* _What you are asked to do_
What follows is a listing; restate every line of it word for word.

────────────────────

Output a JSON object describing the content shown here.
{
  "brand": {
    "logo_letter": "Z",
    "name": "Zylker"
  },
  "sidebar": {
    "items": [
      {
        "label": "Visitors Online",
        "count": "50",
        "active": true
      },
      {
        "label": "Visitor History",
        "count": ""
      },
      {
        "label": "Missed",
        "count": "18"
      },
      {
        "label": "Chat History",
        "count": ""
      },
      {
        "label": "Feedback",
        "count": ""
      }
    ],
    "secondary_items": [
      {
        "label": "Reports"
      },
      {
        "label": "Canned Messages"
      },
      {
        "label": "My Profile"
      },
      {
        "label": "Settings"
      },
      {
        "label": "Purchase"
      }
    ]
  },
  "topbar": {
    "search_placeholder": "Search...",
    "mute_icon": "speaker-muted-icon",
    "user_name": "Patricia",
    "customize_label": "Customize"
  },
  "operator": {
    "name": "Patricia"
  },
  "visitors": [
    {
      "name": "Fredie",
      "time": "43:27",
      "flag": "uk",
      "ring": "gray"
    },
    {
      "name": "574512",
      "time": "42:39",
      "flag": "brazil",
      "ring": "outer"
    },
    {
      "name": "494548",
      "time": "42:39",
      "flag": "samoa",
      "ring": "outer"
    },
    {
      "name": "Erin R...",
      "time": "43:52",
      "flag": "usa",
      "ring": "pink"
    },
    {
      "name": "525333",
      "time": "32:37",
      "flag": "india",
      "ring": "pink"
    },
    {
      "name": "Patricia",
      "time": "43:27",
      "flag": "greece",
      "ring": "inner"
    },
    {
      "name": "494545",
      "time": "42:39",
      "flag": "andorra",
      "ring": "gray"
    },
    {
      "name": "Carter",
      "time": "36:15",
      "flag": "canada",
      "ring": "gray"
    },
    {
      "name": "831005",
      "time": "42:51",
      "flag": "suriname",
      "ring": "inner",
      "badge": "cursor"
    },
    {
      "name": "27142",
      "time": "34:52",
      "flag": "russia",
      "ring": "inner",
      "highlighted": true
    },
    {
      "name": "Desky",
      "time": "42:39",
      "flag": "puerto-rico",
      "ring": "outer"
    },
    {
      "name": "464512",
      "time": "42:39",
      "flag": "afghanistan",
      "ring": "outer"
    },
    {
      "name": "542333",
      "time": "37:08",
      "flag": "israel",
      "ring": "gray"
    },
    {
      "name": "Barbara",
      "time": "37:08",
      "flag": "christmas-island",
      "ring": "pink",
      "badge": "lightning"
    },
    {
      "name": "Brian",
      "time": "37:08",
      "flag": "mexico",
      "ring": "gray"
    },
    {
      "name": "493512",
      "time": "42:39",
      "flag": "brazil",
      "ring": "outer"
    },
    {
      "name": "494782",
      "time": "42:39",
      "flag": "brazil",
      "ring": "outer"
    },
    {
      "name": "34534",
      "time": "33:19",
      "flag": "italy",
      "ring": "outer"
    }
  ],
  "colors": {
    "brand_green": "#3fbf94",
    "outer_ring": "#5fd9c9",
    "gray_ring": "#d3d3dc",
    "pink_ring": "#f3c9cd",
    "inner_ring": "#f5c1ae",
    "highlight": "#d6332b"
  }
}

────────────────────

* _Answer below_
Output a JSON object describing the content shown here.
{
  "brand": {
    "logo_letter": "Z",
    "name": "Zylker"
  },
  "sidebar": {
    "items": [
      {
        "label": "Visitors Online",
        "count": "50",
        "active": true
      },
      {
        "label": "Visitor History",
        "count": ""
      },
      {
        "label": "Missed",
        "count": "18"
      },
      {
        "label": "Chat History",
        "count": ""
      },
      {
        "label": "Feedback",
        "count": ""
      }
    ],
    "secondary_items": [
      {
        "label": "Reports"
      },
      {
        "label": "Canned Messages"
      },
      {
        "label": "My Profile"
      },
      {
        "label": "Settings"
      },
      {
        "label": "Purchase"
      }
    ]
  },
  "topbar": {
    "search_placeholder": "Search...",
    "mute_icon": "speaker-muted-icon",
    "user_name": "Patricia",
    "customize_label": "Customize"
  },
  "operator": {
    "name": "Patricia"
  },
  "visitors": [
    {
      "name": "Fredie",
      "time": "43:27",
      "flag": "uk",
      "ring": "gray"
    },
    {
      "name": "574512",
      "time": "42:39",
      "flag": "brazil",
      "ring": "outer"
    },
    {
      "name": "494548",
      "time": "42:39",
      "flag": "samoa",
      "ring": "outer"
    },
    {
      "name": "Erin R...",
      "time": "43:52",
      "flag": "usa",
      "ring": "pink"
    },
    {
      "name": "525333",
      "time": "32:37",
      "flag": "india",
      "ring": "pink"
    },
    {
      "name": "Patricia",
      "time": "43:27",
      "flag": "greece",
      "ring": "inner"
    },
    {
      "name": "494545",
      "time": "42:39",
      "flag": "andorra",
      "ring": "gray"
    },
    {
      "name": "Carter",
      "time": "36:15",
      "flag": "canada",
      "ring": "gray"
    },
    {
      "name": "831005",
      "time": "42:51",
      "flag": "suriname",
      "ring": "inner",
      "badge": "cursor"
    },
    {
      "name": "27142",
      "time": "34:52",
      "flag": "russia",
      "ring": "inner",
      "highlighted": true
    },
    {
      "name": "Desky",
      "time": "42:39",
      "flag": "puerto-rico",
      "ring": "outer"
    },
    {
      "name": "464512",
      "time": "42:39",
      "flag": "afghanistan",
      "ring": "outer"
    },
    {
      "name": "542333",
      "time": "37:08",
      "flag": "israel",
      "ring": "gray"
    },
    {
      "name": "Barbara",
      "time": "37:08",
      "flag": "christmas-island",
      "ring": "pink",
      "badge": "lightning"
    },
    {
      "name": "Brian",
      "time": "37:08",
      "flag": "mexico",
      "ring": "gray"
    },
    {
      "name": "493512",
      "time": "42:39",
      "flag": "brazil",
      "ring": "outer"
    },
    {
      "name": "494782",
      "time": "42:39",
      "flag": "brazil",
      "ring": "outer"
    },
    {
      "name": "34534",
      "time": "33:19",
      "flag": "italy",
      "ring": "outer"
    }
  ],
  "colors": {
    "brand_green": "#3fbf94",
    "outer_ring": "#5fd9c9",
    "gray_ring": "#d3d3dc",
    "pink_ring": "#f3c9cd",
    "inner_ring": "#f5c1ae",
    "highlight": "#d6332b"
  }
}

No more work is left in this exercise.